EXCERPTED RECORDS:
>> BEGIN

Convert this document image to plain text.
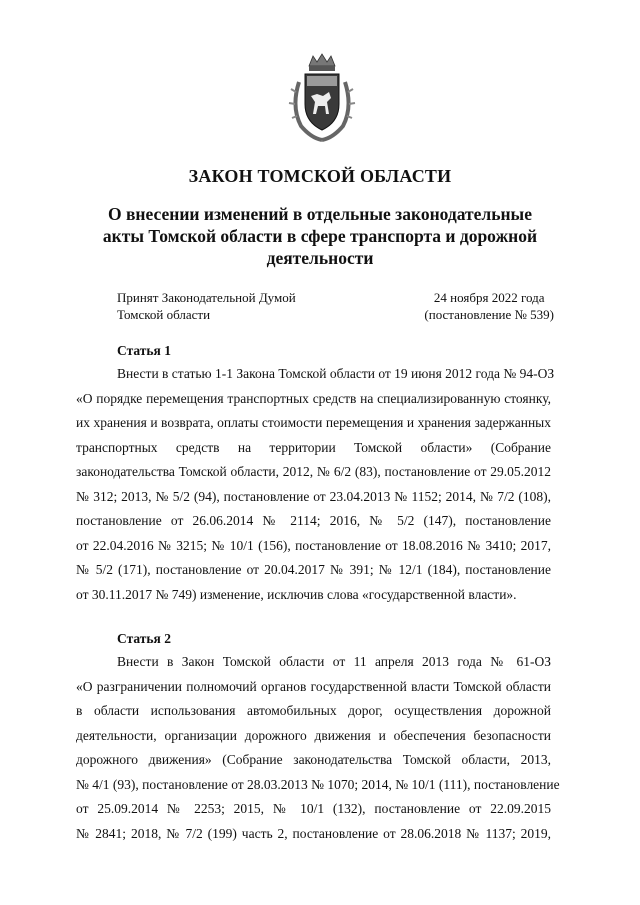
ЗАКОН ТОМСКОЙ ОБЛАСТИ
О внесении изменений в отдельные законодательные
акты Томской области в сфере транспорта и дорожной
деятельности
Принят Законодательной Думой
Томской области
24 ноября 2022 года
(постановление № 539)
Статья 1
Внести в статью 1-1 Закона Томской области от 19 июня 2012 года № 94-ОЗ
«О порядке перемещения транспортных средств на специализированную стоянку,
их хранения и возврата, оплаты стоимости перемещения и хранения задержанных
транспортных средств на территории Томской области» (Собрание
законодательства Томской области, 2012, № 6/2 (83), постановление от 29.05.2012
№ 312; 2013, № 5/2 (94), постановление от 23.04.2013 № 1152; 2014, № 7/2 (108),
постановление от 26.06.2014 № 2114; 2016, № 5/2 (147), постановление
от 22.04.2016 № 3215; № 10/1 (156), постановление от 18.08.2016 № 3410; 2017,
№ 5/2 (171), постановление от 20.04.2017 № 391; № 12/1 (184), постановление
от 30.11.2017 № 749) изменение, исключив слова «государственной власти».
Статья 2
Внести в Закон Томской области от 11 апреля 2013 года № 61-ОЗ
«О разграничении полномочий органов государственной власти Томской области
в области использования автомобильных дорог, осуществления дорожной
деятельности, организации дорожного движения и обеспечения безопасности
дорожного движения» (Собрание законодательства Томской области, 2013,
№ 4/1 (93), постановление от 28.03.2013 № 1070; 2014, № 10/1 (111), постановление
от 25.09.2014 № 2253; 2015, № 10/1 (132), постановление от 22.09.2015
№ 2841; 2018, № 7/2 (199) часть 2, постановление от 28.06.2018 № 1137; 2019,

>> END

YOUR INSTRUCTIONS: Count the lines of the listing above that include the word "власти" and state the total with nothing else.

RESULT OF THE EXERCISE: 2